##### SOURCE RECORDS #####

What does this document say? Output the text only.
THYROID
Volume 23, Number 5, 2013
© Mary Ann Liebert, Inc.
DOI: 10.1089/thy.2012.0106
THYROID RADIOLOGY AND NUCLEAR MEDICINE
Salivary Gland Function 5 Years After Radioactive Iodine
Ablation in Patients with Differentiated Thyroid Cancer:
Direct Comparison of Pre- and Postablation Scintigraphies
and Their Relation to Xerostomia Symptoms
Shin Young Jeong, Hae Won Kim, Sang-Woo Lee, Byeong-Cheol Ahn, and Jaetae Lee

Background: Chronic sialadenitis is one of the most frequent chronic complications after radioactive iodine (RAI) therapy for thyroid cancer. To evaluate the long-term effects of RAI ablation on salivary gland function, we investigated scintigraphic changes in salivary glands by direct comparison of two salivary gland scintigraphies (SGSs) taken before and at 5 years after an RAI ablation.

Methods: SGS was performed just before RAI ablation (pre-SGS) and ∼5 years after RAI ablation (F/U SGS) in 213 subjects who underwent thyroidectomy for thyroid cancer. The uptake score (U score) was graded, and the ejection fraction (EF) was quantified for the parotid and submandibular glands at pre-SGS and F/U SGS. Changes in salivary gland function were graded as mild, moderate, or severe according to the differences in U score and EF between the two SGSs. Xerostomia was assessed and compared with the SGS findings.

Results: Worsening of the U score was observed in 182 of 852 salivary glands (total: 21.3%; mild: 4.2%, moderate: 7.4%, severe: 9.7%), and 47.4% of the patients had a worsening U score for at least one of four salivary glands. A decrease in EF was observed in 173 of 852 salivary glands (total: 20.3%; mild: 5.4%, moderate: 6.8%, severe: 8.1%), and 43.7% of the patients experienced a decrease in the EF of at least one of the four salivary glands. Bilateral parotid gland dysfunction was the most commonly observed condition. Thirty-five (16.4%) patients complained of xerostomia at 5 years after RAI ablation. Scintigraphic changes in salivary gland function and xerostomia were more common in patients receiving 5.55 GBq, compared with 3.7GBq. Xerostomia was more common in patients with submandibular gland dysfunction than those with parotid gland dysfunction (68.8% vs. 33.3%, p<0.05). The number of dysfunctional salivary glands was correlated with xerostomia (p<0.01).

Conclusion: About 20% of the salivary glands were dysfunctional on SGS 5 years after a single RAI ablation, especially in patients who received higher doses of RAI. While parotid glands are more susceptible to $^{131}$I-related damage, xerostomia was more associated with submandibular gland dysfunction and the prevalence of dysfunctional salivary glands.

#####

EXERCISE INSTRUCTIONS:
In the listing above, find each line with "submandibular" and copy it.

WRITTEN ANSWER:
Methods: SGS was performed just before RAI ablation (pre-SGS) and ∼5 years after RAI ablation (F/U SGS) in 213 subjects who underwent thyroidectomy for thyroid cancer. The uptake score (U score) was graded, and the ejection fraction (EF) was quantified for the parotid and submandibular glands at pre-SGS and F/U SGS. Changes in salivary gland function were graded as mild, moderate, or severe according to the differences in U score and EF between the two SGSs. Xerostomia was assessed and compared with the SGS findings.
Results: Worsening of the U score was observed in 182 of 852 salivary glands (total: 21.3%; mild: 4.2%, moderate: 7.4%, severe: 9.7%), and 47.4% of the patients had a worsening U score for at least one of four salivary glands. A decrease in EF was observed in 173 of 852 salivary glands (total: 20.3%; mild: 5.4%, moderate: 6.8%, severe: 8.1%), and 43.7% of the patients experienced a decrease in the EF of at least one of the four salivary glands. Bilateral parotid gland dysfunction was the most commonly observed condition. Thirty-five (16.4%) patients complained of xerostomia at 5 years after RAI ablation. Scintigraphic changes in salivary gland function and xerostomia were more common in patients receiving 5.55 GBq, compared with 3.7GBq. Xerostomia was more common in patients with submandibular gland dysfunction than those with parotid gland dysfunction (68.8% vs. 33.3%, p<0.05). The number of dysfunctional salivary glands was correlated with xerostomia (p<0.01).
Conclusion: About 20% of the salivary glands were dysfunctional on SGS 5 years after a single RAI ablation, especially in patients who received higher doses of RAI. While parotid glands are more susceptible to $^{131}$I-related damage, xerostomia was more associated with submandibular gland dysfunction and the prevalence of dysfunctional salivary glands.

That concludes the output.